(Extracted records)
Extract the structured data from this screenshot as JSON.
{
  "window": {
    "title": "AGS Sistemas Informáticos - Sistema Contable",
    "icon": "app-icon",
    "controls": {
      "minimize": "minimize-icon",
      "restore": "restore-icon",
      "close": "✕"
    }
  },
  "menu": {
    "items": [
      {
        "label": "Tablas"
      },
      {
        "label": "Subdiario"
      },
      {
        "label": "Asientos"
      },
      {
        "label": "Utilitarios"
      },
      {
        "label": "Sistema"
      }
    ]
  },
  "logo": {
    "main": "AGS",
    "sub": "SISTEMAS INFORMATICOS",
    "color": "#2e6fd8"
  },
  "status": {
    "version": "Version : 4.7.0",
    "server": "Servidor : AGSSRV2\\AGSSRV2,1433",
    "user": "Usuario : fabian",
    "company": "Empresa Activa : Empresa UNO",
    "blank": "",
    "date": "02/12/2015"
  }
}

> **GIVEN EXERCISE**
Return every record above exactly as it appears.

> **RESPONSE**
Extract the structured data from this screenshot as JSON.
{
  "window": {
    "title": "AGS Sistemas Informáticos - Sistema Contable",
    "icon": "app-icon",
    "controls": {
      "minimize": "minimize-icon",
      "restore": "restore-icon",
      "close": "✕"
    }
  },
  "menu": {
    "items": [
      {
        "label": "Tablas"
      },
      {
        "label": "Subdiario"
      },
      {
        "label": "Asientos"
      },
      {
        "label": "Utilitarios"
      },
      {
        "label": "Sistema"
      }
    ]
  },
  "logo": {
    "main": "AGS",
    "sub": "SISTEMAS INFORMATICOS",
    "color": "#2e6fd8"
  },
  "status": {
    "version": "Version : 4.7.0",
    "server": "Servidor : AGSSRV2\\AGSSRV2,1433",
    "user": "Usuario : fabian",
    "company": "Empresa Activa : Empresa UNO",
    "blank": "",
    "date": "02/12/2015"
  }
}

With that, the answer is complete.